Beers in kegs and bottles
Unfortunately, the beers available in the pubs my biking mates and I were welcome in during the 1960s tended to be the ones selling keg beers. The most memorable (notorious) beers were Watney’s Red Barrel, Worthington ‘E’, Whitbread Tankard, Brew Ten, Ind Coope Double Diamond, Younger’s Tartan and Courage Tavern. There have been several studies into why keg beer became popular. It was, after all, weaker, more expensive and less flavoursome than the traditional hand pump beers. The most popular conclusion to such studies was that “it had more fizz”.
Bottled beer has been around for hundreds of years, and canned beers since the mid-1930s. Ind Coope Long Life is said to have been among the first. I remember the first appearance of Watney’s Party Seven, a can containing seven pints, strangely enough, first produced in 1968. It was a novel idea and thought ideal for parties, but it was horrible. Before then, us regular partygoers might club together and buy a five or ten-gallon traditional wooden barrel of beer. The technique was to let it settle for a day before attempting to hammer the big brass tap into the barrel without it flying across the room and wasting much of the beer.
The popular beers that were produced locally were Bentley and Shaw of Huddersfield, Samuel Webster’s of Ellend, Timothy Taylor’s of Keighley, Joshua Tetley’s of Leeds, Wilson’s of Manchester and Sam Smith’s of Tadcaster. Notable exceptions to local breweries were Bass, later to become Bass Charrington, Worthington’s, Stones, and Guinness.
All these beers were of varying quality and were often tolerated rather than liked because the pubs selling these beers were within easy walking distance or run by a landlord/landlady who provided a very friendly and pleasant atmosphere. Some beers even had the reputation of being able to give you varying degrees and quality of hangovers and some could give you a right good clear-out.

BRIEF: Reproduce word for word the portion of the piece on 1960s beers starting with "The popular beers" and going on through "Stones, and Guinness.".

SUPPLIED MATERIAL:
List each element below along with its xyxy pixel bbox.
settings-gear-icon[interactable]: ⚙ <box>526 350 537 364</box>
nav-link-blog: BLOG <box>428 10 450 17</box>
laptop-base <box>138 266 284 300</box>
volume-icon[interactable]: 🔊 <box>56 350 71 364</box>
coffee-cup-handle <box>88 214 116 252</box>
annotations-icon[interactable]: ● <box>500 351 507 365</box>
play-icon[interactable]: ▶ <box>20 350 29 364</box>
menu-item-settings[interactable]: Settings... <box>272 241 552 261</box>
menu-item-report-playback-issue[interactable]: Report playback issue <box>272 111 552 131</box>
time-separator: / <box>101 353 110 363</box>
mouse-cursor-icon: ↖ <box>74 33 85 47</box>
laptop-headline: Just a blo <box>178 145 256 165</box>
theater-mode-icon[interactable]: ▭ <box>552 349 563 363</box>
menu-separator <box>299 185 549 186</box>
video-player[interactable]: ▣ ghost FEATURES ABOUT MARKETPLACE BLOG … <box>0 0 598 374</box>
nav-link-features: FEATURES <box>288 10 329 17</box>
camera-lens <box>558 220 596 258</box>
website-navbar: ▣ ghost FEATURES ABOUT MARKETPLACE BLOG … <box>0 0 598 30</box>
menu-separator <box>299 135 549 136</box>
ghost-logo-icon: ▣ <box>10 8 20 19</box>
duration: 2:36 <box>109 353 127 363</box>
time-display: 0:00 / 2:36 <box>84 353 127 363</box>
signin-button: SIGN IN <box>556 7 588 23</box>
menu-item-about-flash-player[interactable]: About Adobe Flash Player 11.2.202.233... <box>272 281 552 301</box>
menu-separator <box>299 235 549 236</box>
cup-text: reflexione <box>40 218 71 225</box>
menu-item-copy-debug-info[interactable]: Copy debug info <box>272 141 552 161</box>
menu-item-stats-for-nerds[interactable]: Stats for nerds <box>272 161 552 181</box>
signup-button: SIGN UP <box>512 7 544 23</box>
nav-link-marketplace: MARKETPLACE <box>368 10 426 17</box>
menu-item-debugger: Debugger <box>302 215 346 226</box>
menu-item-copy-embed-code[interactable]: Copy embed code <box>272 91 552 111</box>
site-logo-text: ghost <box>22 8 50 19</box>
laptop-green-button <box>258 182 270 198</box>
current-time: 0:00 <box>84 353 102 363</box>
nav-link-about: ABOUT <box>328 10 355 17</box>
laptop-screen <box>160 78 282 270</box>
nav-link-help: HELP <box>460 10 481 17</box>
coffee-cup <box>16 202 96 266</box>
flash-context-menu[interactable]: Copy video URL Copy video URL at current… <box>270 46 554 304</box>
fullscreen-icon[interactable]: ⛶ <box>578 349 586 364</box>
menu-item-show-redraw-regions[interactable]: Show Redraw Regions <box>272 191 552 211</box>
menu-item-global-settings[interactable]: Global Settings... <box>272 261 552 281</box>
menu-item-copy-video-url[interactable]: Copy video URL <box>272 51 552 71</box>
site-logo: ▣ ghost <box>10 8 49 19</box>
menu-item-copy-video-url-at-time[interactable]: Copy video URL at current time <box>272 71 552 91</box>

FINAL ANSWER:
The popular beers that were produced locally were Bentley and Shaw of Huddersfield, Samuel Webster’s of Ellend, Timothy Taylor’s of Keighley, Joshua Tetley’s of Leeds, Wilson’s of Manchester and Sam Smith’s of Tadcaster. Notable exceptions to local breweries were Bass, later to become Bass Charrington, Worthington’s, Stones, and Guinness.